═══ DATA EXCERPTS ═══
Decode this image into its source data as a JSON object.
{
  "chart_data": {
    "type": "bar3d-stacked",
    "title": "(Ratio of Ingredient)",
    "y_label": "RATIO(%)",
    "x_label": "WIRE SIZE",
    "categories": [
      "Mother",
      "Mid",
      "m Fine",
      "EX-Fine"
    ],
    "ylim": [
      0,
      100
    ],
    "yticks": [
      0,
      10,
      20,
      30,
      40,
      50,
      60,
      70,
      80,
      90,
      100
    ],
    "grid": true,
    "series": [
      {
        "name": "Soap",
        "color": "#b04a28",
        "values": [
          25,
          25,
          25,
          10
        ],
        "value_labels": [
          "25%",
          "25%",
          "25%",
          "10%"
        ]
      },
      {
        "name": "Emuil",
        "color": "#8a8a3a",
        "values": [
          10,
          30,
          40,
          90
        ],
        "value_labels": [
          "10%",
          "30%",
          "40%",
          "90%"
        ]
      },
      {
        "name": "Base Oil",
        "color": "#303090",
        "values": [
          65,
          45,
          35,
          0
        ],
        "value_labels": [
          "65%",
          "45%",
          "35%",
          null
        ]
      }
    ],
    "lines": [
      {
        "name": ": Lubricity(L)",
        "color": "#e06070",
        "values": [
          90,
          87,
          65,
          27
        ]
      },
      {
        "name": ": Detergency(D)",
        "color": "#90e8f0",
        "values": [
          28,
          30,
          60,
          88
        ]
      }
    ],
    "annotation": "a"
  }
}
═══
* [REQUEST] Copy every line of the material, please, keeping it exactly the same.

* [RESPONSE TO THIS TASK]
Decode this image into its source data as a JSON object.
{
  "chart_data": {
    "type": "bar3d-stacked",
    "title": "(Ratio of Ingredient)",
    "y_label": "RATIO(%)",
    "x_label": "WIRE SIZE",
    "categories": [
      "Mother",
      "Mid",
      "m Fine",
      "EX-Fine"
    ],
    "ylim": [
      0,
      100
    ],
    "yticks": [
      0,
      10,
      20,
      30,
      40,
      50,
      60,
      70,
      80,
      90,
      100
    ],
    "grid": true,
    "series": [
      {
        "name": "Soap",
        "color": "#b04a28",
        "values": [
          25,
          25,
          25,
          10
        ],
        "value_labels": [
          "25%",
          "25%",
          "25%",
          "10%"
        ]
      },
      {
        "name": "Emuil",
        "color": "#8a8a3a",
        "values": [
          10,
          30,
          40,
          90
        ],
        "value_labels": [
          "10%",
          "30%",
          "40%",
          "90%"
        ]
      },
      {
        "name": "Base Oil",
        "color": "#303090",
        "values": [
          65,
          45,
          35,
          0
        ],
        "value_labels": [
          "65%",
          "45%",
          "35%",
          null
        ]
      }
    ],
    "lines": [
      {
        "name": ": Lubricity(L)",
        "color": "#e06070",
        "values": [
          90,
          87,
          65,
          27
        ]
      },
      {
        "name": ": Detergency(D)",
        "color": "#90e8f0",
        "values": [
          28,
          30,
          60,
          88
        ]
      }
    ],
    "annotation": "a"
  }
}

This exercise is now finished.